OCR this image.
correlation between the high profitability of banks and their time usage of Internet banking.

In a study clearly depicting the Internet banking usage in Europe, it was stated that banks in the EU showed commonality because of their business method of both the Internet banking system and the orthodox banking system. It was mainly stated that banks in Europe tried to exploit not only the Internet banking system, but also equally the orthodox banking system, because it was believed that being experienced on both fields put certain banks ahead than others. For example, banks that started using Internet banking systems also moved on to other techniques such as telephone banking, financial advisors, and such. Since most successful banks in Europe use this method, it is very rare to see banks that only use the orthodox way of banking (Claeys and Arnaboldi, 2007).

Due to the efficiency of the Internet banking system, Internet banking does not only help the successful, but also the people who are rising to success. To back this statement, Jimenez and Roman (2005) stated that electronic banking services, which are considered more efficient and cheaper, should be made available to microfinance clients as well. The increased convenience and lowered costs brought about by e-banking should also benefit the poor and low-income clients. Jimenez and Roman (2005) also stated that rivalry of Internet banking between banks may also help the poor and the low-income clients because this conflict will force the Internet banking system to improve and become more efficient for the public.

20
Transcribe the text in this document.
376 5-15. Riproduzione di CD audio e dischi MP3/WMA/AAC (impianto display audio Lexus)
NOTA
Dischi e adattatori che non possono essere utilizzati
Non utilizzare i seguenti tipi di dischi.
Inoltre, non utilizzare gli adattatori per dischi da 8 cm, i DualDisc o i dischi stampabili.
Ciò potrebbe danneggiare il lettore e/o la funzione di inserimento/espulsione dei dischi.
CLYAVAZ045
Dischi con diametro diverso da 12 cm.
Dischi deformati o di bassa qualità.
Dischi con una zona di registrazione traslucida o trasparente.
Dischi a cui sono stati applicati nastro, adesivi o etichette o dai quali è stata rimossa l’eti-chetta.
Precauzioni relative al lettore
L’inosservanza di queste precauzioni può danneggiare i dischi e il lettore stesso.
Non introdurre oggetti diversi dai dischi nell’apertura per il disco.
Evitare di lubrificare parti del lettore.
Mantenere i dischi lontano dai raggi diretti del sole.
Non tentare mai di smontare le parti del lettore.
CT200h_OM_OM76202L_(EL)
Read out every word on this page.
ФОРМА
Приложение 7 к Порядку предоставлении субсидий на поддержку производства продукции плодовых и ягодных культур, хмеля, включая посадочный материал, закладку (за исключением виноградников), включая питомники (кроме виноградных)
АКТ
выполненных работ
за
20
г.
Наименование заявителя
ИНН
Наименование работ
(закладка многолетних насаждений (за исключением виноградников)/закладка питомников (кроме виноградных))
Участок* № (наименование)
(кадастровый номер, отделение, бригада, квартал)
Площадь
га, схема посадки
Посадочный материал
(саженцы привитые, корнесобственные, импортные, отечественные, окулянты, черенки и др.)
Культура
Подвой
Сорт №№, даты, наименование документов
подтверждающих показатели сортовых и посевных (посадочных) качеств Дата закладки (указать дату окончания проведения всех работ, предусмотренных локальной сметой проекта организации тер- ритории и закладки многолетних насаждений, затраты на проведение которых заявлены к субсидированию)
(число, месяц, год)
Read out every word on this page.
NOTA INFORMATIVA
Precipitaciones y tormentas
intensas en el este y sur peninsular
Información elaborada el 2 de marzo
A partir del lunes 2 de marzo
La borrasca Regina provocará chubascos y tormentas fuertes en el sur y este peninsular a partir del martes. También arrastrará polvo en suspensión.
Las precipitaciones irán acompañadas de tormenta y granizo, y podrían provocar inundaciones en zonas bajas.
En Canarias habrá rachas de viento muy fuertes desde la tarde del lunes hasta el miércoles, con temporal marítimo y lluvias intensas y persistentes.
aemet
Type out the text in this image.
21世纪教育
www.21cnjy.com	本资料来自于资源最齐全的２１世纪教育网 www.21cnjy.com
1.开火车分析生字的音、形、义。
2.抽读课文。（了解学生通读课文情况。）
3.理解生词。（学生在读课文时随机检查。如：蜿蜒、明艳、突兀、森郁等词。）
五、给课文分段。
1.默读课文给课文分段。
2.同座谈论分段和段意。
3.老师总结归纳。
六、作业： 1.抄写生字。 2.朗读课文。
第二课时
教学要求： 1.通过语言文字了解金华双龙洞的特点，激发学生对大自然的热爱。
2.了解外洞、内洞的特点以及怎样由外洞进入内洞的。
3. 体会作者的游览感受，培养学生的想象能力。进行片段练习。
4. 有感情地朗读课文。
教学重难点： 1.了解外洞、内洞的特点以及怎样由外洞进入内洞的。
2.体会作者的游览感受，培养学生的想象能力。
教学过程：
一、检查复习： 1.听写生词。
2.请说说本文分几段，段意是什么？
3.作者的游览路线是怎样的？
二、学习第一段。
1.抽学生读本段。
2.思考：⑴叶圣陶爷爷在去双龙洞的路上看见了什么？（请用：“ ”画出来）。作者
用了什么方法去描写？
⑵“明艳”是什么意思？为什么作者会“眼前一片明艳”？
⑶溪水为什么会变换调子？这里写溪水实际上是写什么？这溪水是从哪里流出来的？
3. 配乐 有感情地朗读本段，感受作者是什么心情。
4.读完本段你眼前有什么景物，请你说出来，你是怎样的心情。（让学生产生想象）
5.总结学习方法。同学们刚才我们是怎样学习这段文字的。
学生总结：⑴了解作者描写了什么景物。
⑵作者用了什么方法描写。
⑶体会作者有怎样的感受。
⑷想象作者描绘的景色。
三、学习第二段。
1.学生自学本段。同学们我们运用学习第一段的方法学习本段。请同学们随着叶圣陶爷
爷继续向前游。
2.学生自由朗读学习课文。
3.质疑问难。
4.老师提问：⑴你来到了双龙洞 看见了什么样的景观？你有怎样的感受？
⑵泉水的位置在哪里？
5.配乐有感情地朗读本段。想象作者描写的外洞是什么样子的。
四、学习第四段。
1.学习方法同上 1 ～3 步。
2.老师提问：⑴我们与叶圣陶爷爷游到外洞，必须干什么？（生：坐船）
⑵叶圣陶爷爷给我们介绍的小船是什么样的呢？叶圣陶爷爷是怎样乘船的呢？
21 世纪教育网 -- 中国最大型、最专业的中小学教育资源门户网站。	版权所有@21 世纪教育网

********************

WORK TO BE COMPLETED:
Transcribe all the entries, keeping each one exactly as it is.

RESULT FOR THIS TASK:
OCR this image.
correlation between the high profitability of banks and their time usage of Internet banking.

In a study clearly depicting the Internet banking usage in Europe, it was stated that banks in the EU showed commonality because of their business method of both the Internet banking system and the orthodox banking system. It was mainly stated that banks in Europe tried to exploit not only the Internet banking system, but also equally the orthodox banking system, because it was believed that being experienced on both fields put certain banks ahead than others. For example, banks that started using Internet banking systems also moved on to other techniques such as telephone banking, financial advisors, and such. Since most successful banks in Europe use this method, it is very rare to see banks that only use the orthodox way of banking (Claeys and Arnaboldi, 2007).

Due to the efficiency of the Internet banking system, Internet banking does not only help the successful, but also the people who are rising to success. To back this statement, Jimenez and Roman (2005) stated that electronic banking services, which are considered more efficient and cheaper, should be made available to microfinance clients as well. The increased convenience and lowered costs brought about by e-banking should also benefit the poor and low-income clients. Jimenez and Roman (2005) also stated that rivalry of Internet banking between banks may also help the poor and the low-income clients because this conflict will force the Internet banking system to improve and become more efficient for the public.

20
Transcribe the text in this document.
376 5-15. Riproduzione di CD audio e dischi MP3/WMA/AAC (impianto display audio Lexus)
NOTA
Dischi e adattatori che non possono essere utilizzati
Non utilizzare i seguenti tipi di dischi.
Inoltre, non utilizzare gli adattatori per dischi da 8 cm, i DualDisc o i dischi stampabili.
Ciò potrebbe danneggiare il lettore e/o la funzione di inserimento/espulsione dei dischi.
CLYAVAZ045
Dischi con diametro diverso da 12 cm.
Dischi deformati o di bassa qualità.
Dischi con una zona di registrazione traslucida o trasparente.
Dischi a cui sono stati applicati nastro, adesivi o etichette o dai quali è stata rimossa l’eti-chetta.
Precauzioni relative al lettore
L’inosservanza di queste precauzioni può danneggiare i dischi e il lettore stesso.
Non introdurre oggetti diversi dai dischi nell’apertura per il disco.
Evitare di lubrificare parti del lettore.
Mantenere i dischi lontano dai raggi diretti del sole.
Non tentare mai di smontare le parti del lettore.
CT200h_OM_OM76202L_(EL)
Read out every word on this page.
ФОРМА
Приложение 7 к Порядку предоставлении субсидий на поддержку производства продукции плодовых и ягодных культур, хмеля, включая посадочный материал, закладку (за исключением виноградников), включая питомники (кроме виноградных)
АКТ
выполненных работ
за
20
г.
Наименование заявителя
ИНН
Наименование работ
(закладка многолетних насаждений (за исключением виноградников)/закладка питомников (кроме виноградных))
Участок* № (наименование)
(кадастровый номер, отделение, бригада, квартал)
Площадь
га, схема посадки
Посадочный материал
(саженцы привитые, корнесобственные, импортные, отечественные, окулянты, черенки и др.)
Культура
Подвой
Сорт №№, даты, наименование документов
подтверждающих показатели сортовых и посевных (посадочных) качеств Дата закладки (указать дату окончания проведения всех работ, предусмотренных локальной сметой проекта организации тер- ритории и закладки многолетних насаждений, затраты на проведение которых заявлены к субсидированию)
(число, месяц, год)
Read out every word on this page.
NOTA INFORMATIVA
Precipitaciones y tormentas
intensas en el este y sur peninsular
Información elaborada el 2 de marzo
A partir del lunes 2 de marzo
La borrasca Regina provocará chubascos y tormentas fuertes en el sur y este peninsular a partir del martes. También arrastrará polvo en suspensión.
Las precipitaciones irán acompañadas de tormenta y granizo, y podrían provocar inundaciones en zonas bajas.
En Canarias habrá rachas de viento muy fuertes desde la tarde del lunes hasta el miércoles, con temporal marítimo y lluvias intensas y persistentes.
aemet
Type out the text in this image.
21世纪教育
www.21cnjy.com	本资料来自于资源最齐全的２１世纪教育网 www.21cnjy.com
1.开火车分析生字的音、形、义。
2.抽读课文。（了解学生通读课文情况。）
3.理解生词。（学生在读课文时随机检查。如：蜿蜒、明艳、突兀、森郁等词。）
五、给课文分段。
1.默读课文给课文分段。
2.同座谈论分段和段意。
3.老师总结归纳。
六、作业： 1.抄写生字。 2.朗读课文。
第二课时
教学要求： 1.通过语言文字了解金华双龙洞的特点，激发学生对大自然的热爱。
2.了解外洞、内洞的特点以及怎样由外洞进入内洞的。
3. 体会作者的游览感受，培养学生的想象能力。进行片段练习。
4. 有感情地朗读课文。
教学重难点： 1.了解外洞、内洞的特点以及怎样由外洞进入内洞的。
2.体会作者的游览感受，培养学生的想象能力。
教学过程：
一、检查复习： 1.听写生词。
2.请说说本文分几段，段意是什么？
3.作者的游览路线是怎样的？
二、学习第一段。
1.抽学生读本段。
2.思考：⑴叶圣陶爷爷在去双龙洞的路上看见了什么？（请用：“ ”画出来）。作者
用了什么方法去描写？
⑵“明艳”是什么意思？为什么作者会“眼前一片明艳”？
⑶溪水为什么会变换调子？这里写溪水实际上是写什么？这溪水是从哪里流出来的？
3. 配乐 有感情地朗读本段，感受作者是什么心情。
4.读完本段你眼前有什么景物，请你说出来，你是怎样的心情。（让学生产生想象）
5.总结学习方法。同学们刚才我们是怎样学习这段文字的。
学生总结：⑴了解作者描写了什么景物。
⑵作者用了什么方法描写。
⑶体会作者有怎样的感受。
⑷想象作者描绘的景色。
三、学习第二段。
1.学生自学本段。同学们我们运用学习第一段的方法学习本段。请同学们随着叶圣陶爷
爷继续向前游。
2.学生自由朗读学习课文。
3.质疑问难。
4.老师提问：⑴你来到了双龙洞 看见了什么样的景观？你有怎样的感受？
⑵泉水的位置在哪里？
5.配乐有感情地朗读本段。想象作者描写的外洞是什么样子的。
四、学习第四段。
1.学习方法同上 1 ～3 步。
2.老师提问：⑴我们与叶圣陶爷爷游到外洞，必须干什么？（生：坐船）
⑵叶圣陶爷爷给我们介绍的小船是什么样的呢？叶圣陶爷爷是怎样乘船的呢？
21 世纪教育网 -- 中国最大型、最专业的中小学教育资源门户网站。	版权所有@21 世纪教育网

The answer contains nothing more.